* **Exercise prompt**
Copy every line of the data in which the word "verified" occurs.

* **Record list**
-- Begin --
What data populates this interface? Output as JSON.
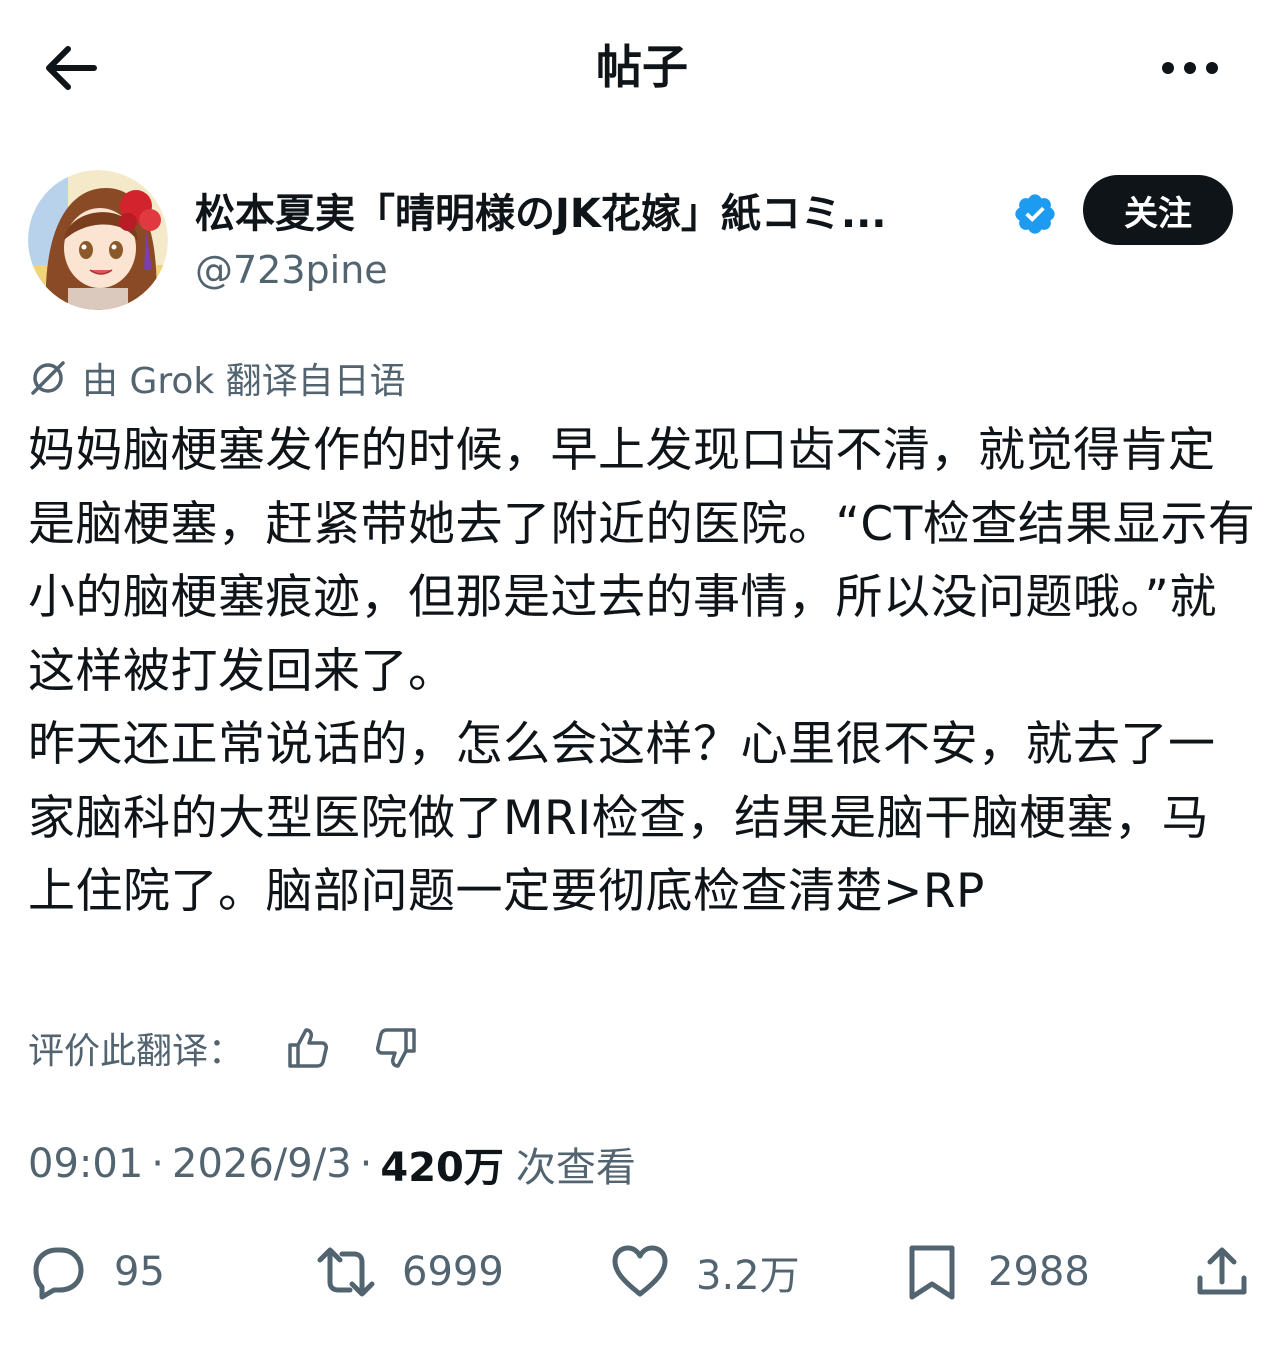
{
  "header": {
    "title": "帖子"
  },
  "author": {
    "display_name": "松本夏実「晴明様のJK花嫁」紙コミ...",
    "handle": "@723pine",
    "follow_label": "关注"
  },
  "translation": {
    "note": "由 Grok 翻译自日语",
    "rate_label": "评价此翻译："
  },
  "post": {
    "paragraph_1": "妈妈脑梗塞发作的时候，早上发现口齿不清，就觉得肯定是脑梗塞，赶紧带她去了附近的医院。“CT检查结果显示有小的脑梗塞痕迹，但那是过去的事情，所以没问题哦。”就这样被打发回来了。",
    "paragraph_2": "昨天还正常说话的，怎么会这样？心里很不安，就去了一家脑科的大型医院做了MRI检查，结果是脑干脑梗塞，马上住院了。脑部问题一定要彻底检查清楚>RP"
  },
  "meta": {
    "time": "09:01",
    "date": "2026/9/3",
    "separator": "·",
    "views_count": "420万",
    "views_label": "次查看"
  },
  "actions": {
    "replies": "95",
    "reposts": "6999",
    "likes": "3.2万",
    "bookmarks": "2988"
  },
  "icons": {
    "back": "arrow-left-icon",
    "more": "more-horizontal-icon",
    "verified": "verified-badge-icon",
    "grok": "grok-icon",
    "thumb_up": "thumbs-up-icon",
    "thumb_down": "thumbs-down-icon",
    "reply": "reply-icon",
    "repost": "repost-icon",
    "like": "heart-icon",
    "bookmark": "bookmark-icon",
    "share": "share-icon"
  },
  "colors": {
    "text": "#0f1419",
    "secondary": "#536471",
    "verified": "#1d9bf0",
    "follow_bg": "#0f1419"
  }
}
-- End --
* **Written reply**
    "verified": "verified-badge-icon",
    "verified": "#1d9bf0",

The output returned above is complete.